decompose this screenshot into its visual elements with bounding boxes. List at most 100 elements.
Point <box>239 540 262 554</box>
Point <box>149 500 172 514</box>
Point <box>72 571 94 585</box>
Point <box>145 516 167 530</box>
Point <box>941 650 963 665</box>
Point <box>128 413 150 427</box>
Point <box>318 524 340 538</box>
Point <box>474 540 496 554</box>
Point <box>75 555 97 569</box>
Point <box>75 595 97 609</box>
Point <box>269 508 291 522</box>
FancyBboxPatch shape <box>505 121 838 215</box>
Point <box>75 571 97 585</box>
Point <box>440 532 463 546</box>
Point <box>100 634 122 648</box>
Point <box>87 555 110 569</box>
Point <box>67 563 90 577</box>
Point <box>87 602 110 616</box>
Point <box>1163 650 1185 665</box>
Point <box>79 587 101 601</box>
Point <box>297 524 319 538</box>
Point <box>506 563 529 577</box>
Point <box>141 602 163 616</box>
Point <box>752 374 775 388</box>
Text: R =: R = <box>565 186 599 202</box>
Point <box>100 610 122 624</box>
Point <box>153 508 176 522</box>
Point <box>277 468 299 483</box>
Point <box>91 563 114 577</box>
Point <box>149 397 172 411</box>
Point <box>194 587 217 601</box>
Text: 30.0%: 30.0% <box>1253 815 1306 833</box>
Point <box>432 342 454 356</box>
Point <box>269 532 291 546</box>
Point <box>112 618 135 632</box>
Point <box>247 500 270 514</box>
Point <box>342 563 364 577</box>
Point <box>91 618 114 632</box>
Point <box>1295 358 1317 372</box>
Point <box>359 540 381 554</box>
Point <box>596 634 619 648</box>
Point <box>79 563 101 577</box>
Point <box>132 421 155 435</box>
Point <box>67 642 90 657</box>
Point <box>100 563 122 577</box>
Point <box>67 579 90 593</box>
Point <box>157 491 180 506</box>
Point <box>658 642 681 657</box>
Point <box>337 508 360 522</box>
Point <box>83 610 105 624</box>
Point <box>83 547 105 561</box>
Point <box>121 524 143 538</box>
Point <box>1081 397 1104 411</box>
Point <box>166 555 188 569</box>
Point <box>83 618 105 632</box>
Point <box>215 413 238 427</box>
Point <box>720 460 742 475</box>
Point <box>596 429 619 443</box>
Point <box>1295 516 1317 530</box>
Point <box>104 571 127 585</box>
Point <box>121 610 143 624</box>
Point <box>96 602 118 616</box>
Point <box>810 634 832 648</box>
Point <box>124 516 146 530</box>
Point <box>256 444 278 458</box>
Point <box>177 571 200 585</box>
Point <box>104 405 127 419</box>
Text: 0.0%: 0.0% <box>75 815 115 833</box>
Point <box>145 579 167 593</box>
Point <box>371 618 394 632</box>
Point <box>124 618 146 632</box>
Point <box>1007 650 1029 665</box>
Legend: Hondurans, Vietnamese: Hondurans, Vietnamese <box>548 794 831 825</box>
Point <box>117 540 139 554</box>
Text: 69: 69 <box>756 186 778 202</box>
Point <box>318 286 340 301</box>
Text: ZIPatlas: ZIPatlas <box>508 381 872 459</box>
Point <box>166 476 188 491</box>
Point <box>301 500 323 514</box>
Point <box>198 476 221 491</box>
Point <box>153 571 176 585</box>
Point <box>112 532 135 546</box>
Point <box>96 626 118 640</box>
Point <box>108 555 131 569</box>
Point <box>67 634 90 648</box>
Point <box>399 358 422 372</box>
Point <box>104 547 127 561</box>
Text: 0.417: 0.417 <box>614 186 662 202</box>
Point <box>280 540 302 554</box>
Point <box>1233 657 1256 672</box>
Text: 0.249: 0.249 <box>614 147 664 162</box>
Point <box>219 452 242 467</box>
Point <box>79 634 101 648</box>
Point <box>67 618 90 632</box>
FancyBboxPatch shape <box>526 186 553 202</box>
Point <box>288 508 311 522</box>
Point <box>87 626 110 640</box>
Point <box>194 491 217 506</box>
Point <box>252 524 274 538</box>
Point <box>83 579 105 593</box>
━━━━━━
THE TASK: Reproduce the items above line for line, keeping every character and the original order.

RIGHT ANSWER:
decompose this screenshot into its visual elements with bounding boxes. List at most 100 elements.
Point <box>239 540 262 554</box>
Point <box>149 500 172 514</box>
Point <box>72 571 94 585</box>
Point <box>145 516 167 530</box>
Point <box>941 650 963 665</box>
Point <box>128 413 150 427</box>
Point <box>318 524 340 538</box>
Point <box>474 540 496 554</box>
Point <box>75 555 97 569</box>
Point <box>75 595 97 609</box>
Point <box>269 508 291 522</box>
FancyBboxPatch shape <box>505 121 838 215</box>
Point <box>75 571 97 585</box>
Point <box>440 532 463 546</box>
Point <box>100 634 122 648</box>
Point <box>87 555 110 569</box>
Point <box>67 563 90 577</box>
Point <box>87 602 110 616</box>
Point <box>1163 650 1185 665</box>
Point <box>79 587 101 601</box>
Point <box>297 524 319 538</box>
Point <box>506 563 529 577</box>
Point <box>141 602 163 616</box>
Point <box>752 374 775 388</box>
Text: R =: R = <box>565 186 599 202</box>
Point <box>100 610 122 624</box>
Point <box>153 508 176 522</box>
Point <box>277 468 299 483</box>
Point <box>91 563 114 577</box>
Point <box>149 397 172 411</box>
Point <box>194 587 217 601</box>
Text: 30.0%: 30.0% <box>1253 815 1306 833</box>
Point <box>432 342 454 356</box>
Point <box>269 532 291 546</box>
Point <box>112 618 135 632</box>
Point <box>247 500 270 514</box>
Point <box>342 563 364 577</box>
Point <box>91 618 114 632</box>
Point <box>1295 358 1317 372</box>
Point <box>359 540 381 554</box>
Point <box>596 634 619 648</box>
Point <box>79 563 101 577</box>
Point <box>132 421 155 435</box>
Point <box>67 642 90 657</box>
Point <box>100 563 122 577</box>
Point <box>67 579 90 593</box>
Point <box>157 491 180 506</box>
Point <box>658 642 681 657</box>
Point <box>337 508 360 522</box>
Point <box>83 610 105 624</box>
Point <box>83 547 105 561</box>
Point <box>121 524 143 538</box>
Point <box>1081 397 1104 411</box>
Point <box>166 555 188 569</box>
Point <box>83 618 105 632</box>
Point <box>215 413 238 427</box>
Point <box>720 460 742 475</box>
Point <box>596 429 619 443</box>
Point <box>1295 516 1317 530</box>
Point <box>104 571 127 585</box>
Point <box>121 610 143 624</box>
Point <box>96 602 118 616</box>
Point <box>810 634 832 648</box>
Point <box>124 516 146 530</box>
Point <box>256 444 278 458</box>
Point <box>177 571 200 585</box>
Point <box>104 405 127 419</box>
Text: 0.0%: 0.0% <box>75 815 115 833</box>
Point <box>145 579 167 593</box>
Point <box>371 618 394 632</box>
Point <box>124 618 146 632</box>
Point <box>1007 650 1029 665</box>
Legend: Hondurans, Vietnamese: Hondurans, Vietnamese <box>548 794 831 825</box>
Point <box>117 540 139 554</box>
Text: 69: 69 <box>756 186 778 202</box>
Point <box>318 286 340 301</box>
Text: ZIPatlas: ZIPatlas <box>508 381 872 459</box>
Point <box>166 476 188 491</box>
Point <box>301 500 323 514</box>
Point <box>198 476 221 491</box>
Point <box>153 571 176 585</box>
Point <box>112 532 135 546</box>
Point <box>96 626 118 640</box>
Point <box>108 555 131 569</box>
Point <box>67 634 90 648</box>
Point <box>399 358 422 372</box>
Point <box>104 547 127 561</box>
Text: 0.417: 0.417 <box>614 186 662 202</box>
Point <box>280 540 302 554</box>
Point <box>1233 657 1256 672</box>
Text: 0.249: 0.249 <box>614 147 664 162</box>
Point <box>219 452 242 467</box>
Point <box>79 634 101 648</box>
Point <box>67 618 90 632</box>
FancyBboxPatch shape <box>526 186 553 202</box>
Point <box>288 508 311 522</box>
Point <box>87 626 110 640</box>
Point <box>194 491 217 506</box>
Point <box>252 524 274 538</box>
Point <box>83 579 105 593</box>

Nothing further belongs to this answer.